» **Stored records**
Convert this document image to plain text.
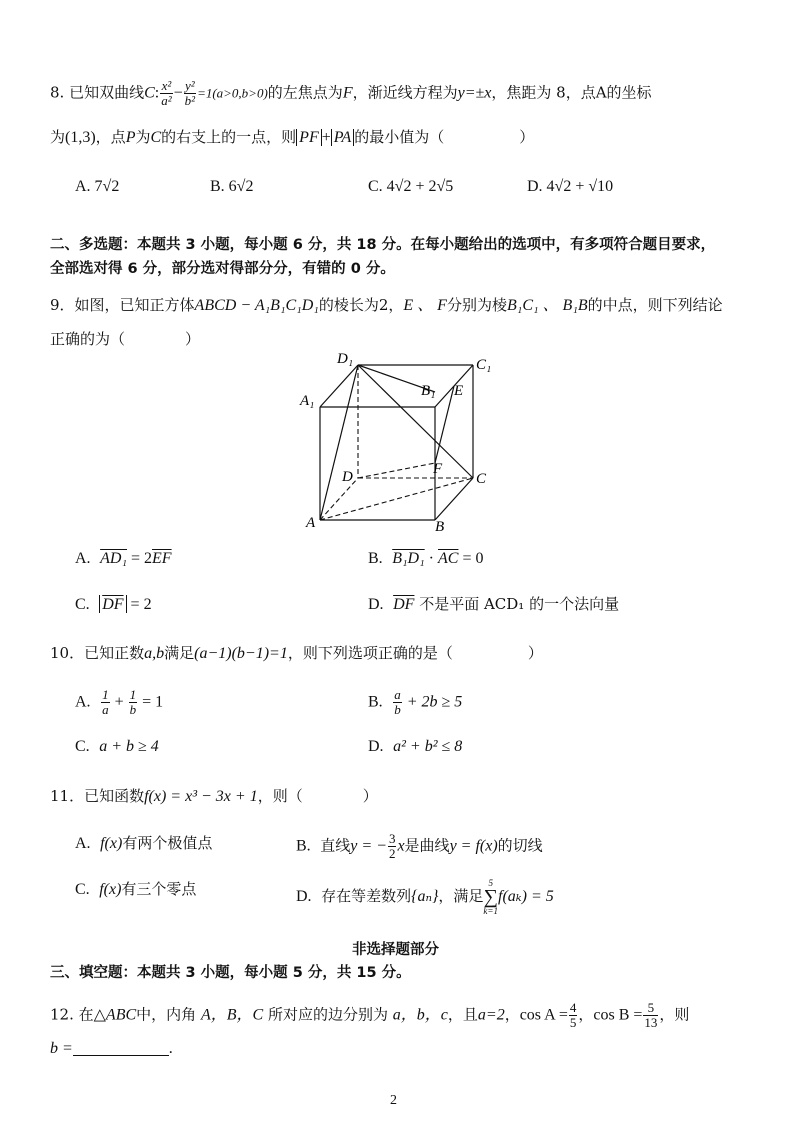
8. 已知双曲线C: $\frac{\text{x²}}{\text{a²}} - \frac{\text{y²}}{\text{b²}} =1(a>0,b>0)$的左焦点为F，渐近线方程为y=±x，焦距为 8，点A的坐标
为(1,3)，点P为C的右支上的一点，则 PF + PA 的最小值为（　　　　　）
A. 7√2	B. 6√2	C. 4√2 + 2√5	D. 4√2 + √10
二、多选题：本题共 3 小题，每小题 6 分，共 18 分。在每小题给出的选项中，有多项符合题目要求，
全部选对得 6 分，部分选对得部分分，有错的 0 分。
9．如图，已知正方体ABCD − A₁B₁C₁D₁的棱长为2，E 、 F分别为棱B₁C₁ 、 B₁B的中点，则下列结论
正确的为（　　　　）
D₁	C₁
A₁
B₁ E
D	F
C
A	B
A. $AD_1 = 2\overline{EF}$	B. $B_1D_1 \cdot \overline{AC} = 0$
C. $\overline{DF} = 2$	D. $\overline{DF}$ 不是平面 ACD₁ 的一个法向量
10．已知正数a,b满足(a−1)(b−1)=1，则下列选项正确的是（　　　　　）
A. $\frac{1}{a} + \frac{1}{b} = 1$	B. $\frac{a}{b} + 2b \ge 5$
C. a + b ≥ 4	D. a² + b² ≤ 8
11．已知函数f(x) = x³ − 3x + 1，则（　　　　）
A. f(x)有两个极值点	B. 直线y = − $\frac{3}{2}$ x是曲线y = f(x)的切线
C. f(x)有三个零点	D. 存在等差数列{aₙ}，满足
5
∑
k=1
f(aₖ) = 5
非选择题部分
三、填空题：本题共 3 小题，每小题 5 分，共 15 分。
12. 在△ABC中，内角 A，B，C 所对应的边分别为 a，b，c，且a=2，$\cos A = \frac{4}{5}$ ，$\cos B = \frac{5}{13}$ ，则
b =	.
2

» **Exercise directions**
Gather up, from the records above, each line where the word "text" appears.

» **Problem solution**
Convert this document image to plain text.
8. 已知双曲线C: $\frac{\text{x²}}{\text{a²}} - \frac{\text{y²}}{\text{b²}} =1(a>0,b>0)$的左焦点为F，渐近线方程为y=±x，焦距为 8，点A的坐标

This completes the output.